**Supplied data:**
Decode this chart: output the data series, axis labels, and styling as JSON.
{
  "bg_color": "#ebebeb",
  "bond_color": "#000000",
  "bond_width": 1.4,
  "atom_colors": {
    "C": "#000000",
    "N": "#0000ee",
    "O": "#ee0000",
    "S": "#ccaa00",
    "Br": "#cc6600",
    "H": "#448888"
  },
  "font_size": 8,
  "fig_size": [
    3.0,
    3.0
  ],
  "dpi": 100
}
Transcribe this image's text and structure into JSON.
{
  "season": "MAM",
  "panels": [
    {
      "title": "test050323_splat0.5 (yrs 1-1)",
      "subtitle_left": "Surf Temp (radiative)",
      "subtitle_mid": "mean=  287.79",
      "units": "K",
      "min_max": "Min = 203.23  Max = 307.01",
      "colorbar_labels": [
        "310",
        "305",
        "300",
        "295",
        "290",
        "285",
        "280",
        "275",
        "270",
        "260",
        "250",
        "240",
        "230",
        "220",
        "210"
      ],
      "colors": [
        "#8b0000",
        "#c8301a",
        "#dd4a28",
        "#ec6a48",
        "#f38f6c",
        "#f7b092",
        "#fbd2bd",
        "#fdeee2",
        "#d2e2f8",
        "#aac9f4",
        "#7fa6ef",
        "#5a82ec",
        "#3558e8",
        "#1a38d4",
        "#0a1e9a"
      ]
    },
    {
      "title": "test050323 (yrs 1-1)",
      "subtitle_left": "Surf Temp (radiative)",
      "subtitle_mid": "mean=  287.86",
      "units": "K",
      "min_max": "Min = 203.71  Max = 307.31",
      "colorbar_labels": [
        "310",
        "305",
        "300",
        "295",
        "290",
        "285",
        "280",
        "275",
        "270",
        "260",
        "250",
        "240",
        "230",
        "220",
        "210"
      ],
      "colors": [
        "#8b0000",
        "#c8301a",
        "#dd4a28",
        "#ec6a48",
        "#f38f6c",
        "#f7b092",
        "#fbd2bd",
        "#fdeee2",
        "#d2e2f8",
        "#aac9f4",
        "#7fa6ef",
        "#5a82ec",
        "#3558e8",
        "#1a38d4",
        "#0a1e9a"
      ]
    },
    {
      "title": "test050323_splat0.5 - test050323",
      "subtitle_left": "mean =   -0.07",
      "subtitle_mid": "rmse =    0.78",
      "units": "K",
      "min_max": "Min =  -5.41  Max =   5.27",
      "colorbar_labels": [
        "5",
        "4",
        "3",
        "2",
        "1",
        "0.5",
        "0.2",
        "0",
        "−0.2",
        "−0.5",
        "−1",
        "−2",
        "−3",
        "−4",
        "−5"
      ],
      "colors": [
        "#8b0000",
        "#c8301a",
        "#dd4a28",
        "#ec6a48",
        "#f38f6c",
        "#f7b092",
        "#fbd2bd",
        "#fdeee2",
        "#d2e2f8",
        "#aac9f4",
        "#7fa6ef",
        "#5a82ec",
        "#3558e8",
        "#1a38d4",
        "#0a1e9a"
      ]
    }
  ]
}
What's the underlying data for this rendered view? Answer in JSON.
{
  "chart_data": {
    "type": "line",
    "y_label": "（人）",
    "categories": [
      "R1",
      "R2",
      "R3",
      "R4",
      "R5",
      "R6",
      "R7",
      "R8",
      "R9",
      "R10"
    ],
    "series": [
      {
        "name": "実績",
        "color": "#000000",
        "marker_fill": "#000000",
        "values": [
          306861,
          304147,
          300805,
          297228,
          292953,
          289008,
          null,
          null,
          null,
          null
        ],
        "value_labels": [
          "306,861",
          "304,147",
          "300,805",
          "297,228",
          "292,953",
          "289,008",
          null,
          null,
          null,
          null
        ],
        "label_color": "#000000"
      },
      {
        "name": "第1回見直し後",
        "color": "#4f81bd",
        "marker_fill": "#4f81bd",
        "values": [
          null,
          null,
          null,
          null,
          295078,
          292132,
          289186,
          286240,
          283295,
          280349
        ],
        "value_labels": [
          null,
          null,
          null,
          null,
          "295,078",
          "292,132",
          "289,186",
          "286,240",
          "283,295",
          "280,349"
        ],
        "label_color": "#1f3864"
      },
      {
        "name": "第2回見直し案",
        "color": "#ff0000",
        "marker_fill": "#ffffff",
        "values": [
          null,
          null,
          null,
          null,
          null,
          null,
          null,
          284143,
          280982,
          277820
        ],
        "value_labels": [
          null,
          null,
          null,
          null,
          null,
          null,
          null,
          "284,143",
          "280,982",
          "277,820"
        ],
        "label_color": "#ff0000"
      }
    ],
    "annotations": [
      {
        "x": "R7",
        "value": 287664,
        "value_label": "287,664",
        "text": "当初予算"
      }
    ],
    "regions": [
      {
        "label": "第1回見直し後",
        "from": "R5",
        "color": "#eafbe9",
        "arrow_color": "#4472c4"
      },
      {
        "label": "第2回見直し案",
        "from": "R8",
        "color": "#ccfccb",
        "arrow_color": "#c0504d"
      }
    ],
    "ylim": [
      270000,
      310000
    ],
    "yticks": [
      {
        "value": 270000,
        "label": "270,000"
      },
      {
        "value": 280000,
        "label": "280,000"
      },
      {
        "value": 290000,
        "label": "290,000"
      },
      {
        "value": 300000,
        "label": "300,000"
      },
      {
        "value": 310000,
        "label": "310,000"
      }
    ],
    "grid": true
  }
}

**What is being asked:** Repeat the records above exactly.

**Exercise output:**
Decode this chart: output the data series, axis labels, and styling as JSON.
{
  "bg_color": "#ebebeb",
  "bond_color": "#000000",
  "bond_width": 1.4,
  "atom_colors": {
    "C": "#000000",
    "N": "#0000ee",
    "O": "#ee0000",
    "S": "#ccaa00",
    "Br": "#cc6600",
    "H": "#448888"
  },
  "font_size": 8,
  "fig_size": [
    3.0,
    3.0
  ],
  "dpi": 100
}
Transcribe this image's text and structure into JSON.
{
  "season": "MAM",
  "panels": [
    {
      "title": "test050323_splat0.5 (yrs 1-1)",
      "subtitle_left": "Surf Temp (radiative)",
      "subtitle_mid": "mean=  287.79",
      "units": "K",
      "min_max": "Min = 203.23  Max = 307.01",
      "colorbar_labels": [
        "310",
        "305",
        "300",
        "295",
        "290",
        "285",
        "280",
        "275",
        "270",
        "260",
        "250",
        "240",
        "230",
        "220",
        "210"
      ],
      "colors": [
        "#8b0000",
        "#c8301a",
        "#dd4a28",
        "#ec6a48",
        "#f38f6c",
        "#f7b092",
        "#fbd2bd",
        "#fdeee2",
        "#d2e2f8",
        "#aac9f4",
        "#7fa6ef",
        "#5a82ec",
        "#3558e8",
        "#1a38d4",
        "#0a1e9a"
      ]
    },
    {
      "title": "test050323 (yrs 1-1)",
      "subtitle_left": "Surf Temp (radiative)",
      "subtitle_mid": "mean=  287.86",
      "units": "K",
      "min_max": "Min = 203.71  Max = 307.31",
      "colorbar_labels": [
        "310",
        "305",
        "300",
        "295",
        "290",
        "285",
        "280",
        "275",
        "270",
        "260",
        "250",
        "240",
        "230",
        "220",
        "210"
      ],
      "colors": [
        "#8b0000",
        "#c8301a",
        "#dd4a28",
        "#ec6a48",
        "#f38f6c",
        "#f7b092",
        "#fbd2bd",
        "#fdeee2",
        "#d2e2f8",
        "#aac9f4",
        "#7fa6ef",
        "#5a82ec",
        "#3558e8",
        "#1a38d4",
        "#0a1e9a"
      ]
    },
    {
      "title": "test050323_splat0.5 - test050323",
      "subtitle_left": "mean =   -0.07",
      "subtitle_mid": "rmse =    0.78",
      "units": "K",
      "min_max": "Min =  -5.41  Max =   5.27",
      "colorbar_labels": [
        "5",
        "4",
        "3",
        "2",
        "1",
        "0.5",
        "0.2",
        "0",
        "−0.2",
        "−0.5",
        "−1",
        "−2",
        "−3",
        "−4",
        "−5"
      ],
      "colors": [
        "#8b0000",
        "#c8301a",
        "#dd4a28",
        "#ec6a48",
        "#f38f6c",
        "#f7b092",
        "#fbd2bd",
        "#fdeee2",
        "#d2e2f8",
        "#aac9f4",
        "#7fa6ef",
        "#5a82ec",
        "#3558e8",
        "#1a38d4",
        "#0a1e9a"
      ]
    }
  ]
}
What's the underlying data for this rendered view? Answer in JSON.
{
  "chart_data": {
    "type": "line",
    "y_label": "（人）",
    "categories": [
      "R1",
      "R2",
      "R3",
      "R4",
      "R5",
      "R6",
      "R7",
      "R8",
      "R9",
      "R10"
    ],
    "series": [
      {
        "name": "実績",
        "color": "#000000",
        "marker_fill": "#000000",
        "values": [
          306861,
          304147,
          300805,
          297228,
          292953,
          289008,
          null,
          null,
          null,
          null
        ],
        "value_labels": [
          "306,861",
          "304,147",
          "300,805",
          "297,228",
          "292,953",
          "289,008",
          null,
          null,
          null,
          null
        ],
        "label_color": "#000000"
      },
      {
        "name": "第1回見直し後",
        "color": "#4f81bd",
        "marker_fill": "#4f81bd",
        "values": [
          null,
          null,
          null,
          null,
          295078,
          292132,
          289186,
          286240,
          283295,
          280349
        ],
        "value_labels": [
          null,
          null,
          null,
          null,
          "295,078",
          "292,132",
          "289,186",
          "286,240",
          "283,295",
          "280,349"
        ],
        "label_color": "#1f3864"
      },
      {
        "name": "第2回見直し案",
        "color": "#ff0000",
        "marker_fill": "#ffffff",
        "values": [
          null,
          null,
          null,
          null,
          null,
          null,
          null,
          284143,
          280982,
          277820
        ],
        "value_labels": [
          null,
          null,
          null,
          null,
          null,
          null,
          null,
          "284,143",
          "280,982",
          "277,820"
        ],
        "label_color": "#ff0000"
      }
    ],
    "annotations": [
      {
        "x": "R7",
        "value": 287664,
        "value_label": "287,664",
        "text": "当初予算"
      }
    ],
    "regions": [
      {
        "label": "第1回見直し後",
        "from": "R5",
        "color": "#eafbe9",
        "arrow_color": "#4472c4"
      },
      {
        "label": "第2回見直し案",
        "from": "R8",
        "color": "#ccfccb",
        "arrow_color": "#c0504d"
      }
    ],
    "ylim": [
      270000,
      310000
    ],
    "yticks": [
      {
        "value": 270000,
        "label": "270,000"
      },
      {
        "value": 280000,
        "label": "280,000"
      },
      {
        "value": 290000,
        "label": "290,000"
      },
      {
        "value": 300000,
        "label": "300,000"
      },
      {
        "value": 310000,
        "label": "310,000"
      }
    ],
    "grid": true
  }
}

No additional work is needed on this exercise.